DIRECTION
Using the listing below, select the lines with the word "Straßenseite" and copy them.

DATA SUPPLIED
--- start ---
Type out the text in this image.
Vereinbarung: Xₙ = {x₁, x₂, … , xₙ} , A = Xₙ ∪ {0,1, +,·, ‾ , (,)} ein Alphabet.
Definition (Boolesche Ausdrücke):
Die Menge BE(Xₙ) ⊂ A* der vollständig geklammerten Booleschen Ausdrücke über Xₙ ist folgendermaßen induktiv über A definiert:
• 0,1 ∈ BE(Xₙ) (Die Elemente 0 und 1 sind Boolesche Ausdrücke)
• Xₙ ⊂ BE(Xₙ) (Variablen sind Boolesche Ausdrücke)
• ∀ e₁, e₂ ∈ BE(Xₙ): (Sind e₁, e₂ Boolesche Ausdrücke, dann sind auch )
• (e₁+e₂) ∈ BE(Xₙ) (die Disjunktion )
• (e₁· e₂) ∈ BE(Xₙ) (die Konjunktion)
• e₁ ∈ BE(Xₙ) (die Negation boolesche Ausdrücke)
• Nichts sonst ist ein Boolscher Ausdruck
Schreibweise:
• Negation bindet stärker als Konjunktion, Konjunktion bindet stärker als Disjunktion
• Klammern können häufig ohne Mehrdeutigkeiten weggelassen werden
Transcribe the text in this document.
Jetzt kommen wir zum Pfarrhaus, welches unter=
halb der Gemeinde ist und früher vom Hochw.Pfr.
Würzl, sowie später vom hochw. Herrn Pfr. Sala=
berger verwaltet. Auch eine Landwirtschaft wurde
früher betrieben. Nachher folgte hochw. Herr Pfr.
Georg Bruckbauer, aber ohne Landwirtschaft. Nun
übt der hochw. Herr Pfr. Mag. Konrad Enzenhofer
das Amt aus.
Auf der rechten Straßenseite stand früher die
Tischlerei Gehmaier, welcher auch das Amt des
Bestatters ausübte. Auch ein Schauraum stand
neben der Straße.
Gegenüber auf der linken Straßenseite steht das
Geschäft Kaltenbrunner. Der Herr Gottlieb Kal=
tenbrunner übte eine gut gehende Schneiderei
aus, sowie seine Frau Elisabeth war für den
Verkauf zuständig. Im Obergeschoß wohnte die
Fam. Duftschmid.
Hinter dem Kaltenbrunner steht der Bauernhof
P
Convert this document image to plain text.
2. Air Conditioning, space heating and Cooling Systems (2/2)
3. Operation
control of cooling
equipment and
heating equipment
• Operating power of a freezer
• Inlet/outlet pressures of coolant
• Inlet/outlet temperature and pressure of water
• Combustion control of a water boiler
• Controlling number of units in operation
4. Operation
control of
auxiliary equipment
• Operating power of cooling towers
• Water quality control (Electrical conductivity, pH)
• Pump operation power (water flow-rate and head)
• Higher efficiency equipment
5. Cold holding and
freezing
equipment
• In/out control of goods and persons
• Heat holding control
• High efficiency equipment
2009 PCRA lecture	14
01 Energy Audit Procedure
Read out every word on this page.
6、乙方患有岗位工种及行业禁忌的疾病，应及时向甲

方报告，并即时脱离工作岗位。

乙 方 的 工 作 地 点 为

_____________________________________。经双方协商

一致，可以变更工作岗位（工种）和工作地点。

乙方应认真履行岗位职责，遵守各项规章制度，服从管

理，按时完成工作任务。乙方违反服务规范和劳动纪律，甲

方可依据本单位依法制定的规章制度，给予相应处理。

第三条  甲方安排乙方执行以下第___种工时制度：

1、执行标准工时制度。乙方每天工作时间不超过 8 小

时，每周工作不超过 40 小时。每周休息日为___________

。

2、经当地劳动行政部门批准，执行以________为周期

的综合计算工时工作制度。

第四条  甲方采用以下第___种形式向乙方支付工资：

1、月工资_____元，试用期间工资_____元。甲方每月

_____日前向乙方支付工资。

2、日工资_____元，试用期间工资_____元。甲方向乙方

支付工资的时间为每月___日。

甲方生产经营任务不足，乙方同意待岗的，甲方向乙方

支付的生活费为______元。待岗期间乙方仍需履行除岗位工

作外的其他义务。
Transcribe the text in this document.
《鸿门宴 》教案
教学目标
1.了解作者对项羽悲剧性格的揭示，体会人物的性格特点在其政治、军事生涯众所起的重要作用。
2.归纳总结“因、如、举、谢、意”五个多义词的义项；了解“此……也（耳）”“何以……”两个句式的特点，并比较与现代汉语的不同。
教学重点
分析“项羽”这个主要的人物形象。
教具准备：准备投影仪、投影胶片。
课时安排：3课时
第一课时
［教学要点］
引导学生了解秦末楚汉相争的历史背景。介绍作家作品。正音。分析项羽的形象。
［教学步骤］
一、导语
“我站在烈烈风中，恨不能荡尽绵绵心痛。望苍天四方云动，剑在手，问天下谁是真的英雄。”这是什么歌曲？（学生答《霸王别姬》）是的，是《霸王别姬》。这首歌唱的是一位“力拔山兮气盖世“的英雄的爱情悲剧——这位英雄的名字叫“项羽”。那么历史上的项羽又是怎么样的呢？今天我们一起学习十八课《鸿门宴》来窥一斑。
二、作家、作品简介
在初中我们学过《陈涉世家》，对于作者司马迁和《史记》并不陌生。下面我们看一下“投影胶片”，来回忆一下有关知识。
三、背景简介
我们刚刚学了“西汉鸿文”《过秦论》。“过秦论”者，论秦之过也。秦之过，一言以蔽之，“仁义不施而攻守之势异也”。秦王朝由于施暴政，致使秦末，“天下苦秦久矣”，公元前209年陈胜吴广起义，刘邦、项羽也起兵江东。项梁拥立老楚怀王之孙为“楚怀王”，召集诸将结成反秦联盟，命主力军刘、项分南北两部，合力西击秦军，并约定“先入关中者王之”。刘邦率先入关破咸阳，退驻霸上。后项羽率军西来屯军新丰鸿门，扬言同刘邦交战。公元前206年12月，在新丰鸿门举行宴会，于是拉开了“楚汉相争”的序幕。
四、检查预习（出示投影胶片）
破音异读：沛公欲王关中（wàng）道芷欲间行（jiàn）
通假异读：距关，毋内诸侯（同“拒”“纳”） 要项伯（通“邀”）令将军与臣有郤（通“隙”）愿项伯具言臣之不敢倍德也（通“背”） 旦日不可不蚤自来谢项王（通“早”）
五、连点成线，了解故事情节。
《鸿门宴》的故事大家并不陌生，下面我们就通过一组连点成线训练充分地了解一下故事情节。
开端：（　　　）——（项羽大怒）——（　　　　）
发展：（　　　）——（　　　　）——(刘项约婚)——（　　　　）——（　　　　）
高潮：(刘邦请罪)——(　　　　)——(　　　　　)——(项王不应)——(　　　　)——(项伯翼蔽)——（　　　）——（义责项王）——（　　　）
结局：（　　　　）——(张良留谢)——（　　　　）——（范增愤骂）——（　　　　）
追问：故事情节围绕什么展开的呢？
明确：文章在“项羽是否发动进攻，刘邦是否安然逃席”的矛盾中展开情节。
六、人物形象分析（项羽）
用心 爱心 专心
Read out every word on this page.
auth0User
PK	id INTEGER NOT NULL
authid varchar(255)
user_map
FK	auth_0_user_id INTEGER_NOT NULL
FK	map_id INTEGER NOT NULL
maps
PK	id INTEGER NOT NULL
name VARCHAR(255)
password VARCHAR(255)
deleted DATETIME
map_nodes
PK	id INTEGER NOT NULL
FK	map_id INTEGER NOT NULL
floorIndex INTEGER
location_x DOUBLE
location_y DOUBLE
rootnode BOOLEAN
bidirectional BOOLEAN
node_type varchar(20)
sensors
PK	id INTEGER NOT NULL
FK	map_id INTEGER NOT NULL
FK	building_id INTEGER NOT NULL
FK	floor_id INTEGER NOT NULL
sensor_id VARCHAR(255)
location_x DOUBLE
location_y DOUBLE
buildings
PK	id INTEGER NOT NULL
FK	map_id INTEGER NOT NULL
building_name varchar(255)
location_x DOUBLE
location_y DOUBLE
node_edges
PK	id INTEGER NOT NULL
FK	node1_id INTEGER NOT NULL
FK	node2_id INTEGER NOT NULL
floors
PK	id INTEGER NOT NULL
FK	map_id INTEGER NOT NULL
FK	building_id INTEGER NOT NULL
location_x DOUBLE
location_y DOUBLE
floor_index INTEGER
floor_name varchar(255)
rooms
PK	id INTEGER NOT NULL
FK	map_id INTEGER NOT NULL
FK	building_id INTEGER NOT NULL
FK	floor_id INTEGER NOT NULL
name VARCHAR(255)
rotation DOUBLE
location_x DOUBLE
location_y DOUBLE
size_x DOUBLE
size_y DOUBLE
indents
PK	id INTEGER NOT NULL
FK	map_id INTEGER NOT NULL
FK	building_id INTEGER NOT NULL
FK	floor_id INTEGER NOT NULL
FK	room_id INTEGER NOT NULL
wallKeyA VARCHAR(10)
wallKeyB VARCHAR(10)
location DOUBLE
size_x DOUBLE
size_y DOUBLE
--- end ---
ANSWER BELOW
Auf der rechten Straßenseite stand früher die
Gegenüber auf der linken Straßenseite steht das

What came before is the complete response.